[Task]
Search the listing below for the string "Составь" and copy every line where it occurs.

Records from a data collection:
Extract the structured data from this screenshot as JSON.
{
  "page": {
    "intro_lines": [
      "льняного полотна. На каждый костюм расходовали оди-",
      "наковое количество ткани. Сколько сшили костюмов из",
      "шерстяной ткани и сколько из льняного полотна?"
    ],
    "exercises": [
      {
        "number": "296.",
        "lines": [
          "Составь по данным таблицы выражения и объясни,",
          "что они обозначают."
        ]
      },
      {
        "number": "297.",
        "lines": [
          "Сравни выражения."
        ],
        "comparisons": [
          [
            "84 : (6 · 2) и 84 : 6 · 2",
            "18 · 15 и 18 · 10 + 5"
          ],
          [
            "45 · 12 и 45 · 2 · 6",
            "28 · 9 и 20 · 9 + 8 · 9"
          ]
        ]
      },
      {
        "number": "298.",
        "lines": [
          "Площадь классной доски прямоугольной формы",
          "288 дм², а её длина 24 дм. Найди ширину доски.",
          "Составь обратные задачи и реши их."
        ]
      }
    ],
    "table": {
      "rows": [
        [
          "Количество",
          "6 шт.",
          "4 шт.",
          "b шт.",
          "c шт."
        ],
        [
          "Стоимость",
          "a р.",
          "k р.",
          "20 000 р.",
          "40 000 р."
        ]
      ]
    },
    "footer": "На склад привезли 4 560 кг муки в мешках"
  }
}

[Response for this exercise]
          "Составь по данным таблицы выражения и объясни,",
          "Составь обратные задачи и реши их."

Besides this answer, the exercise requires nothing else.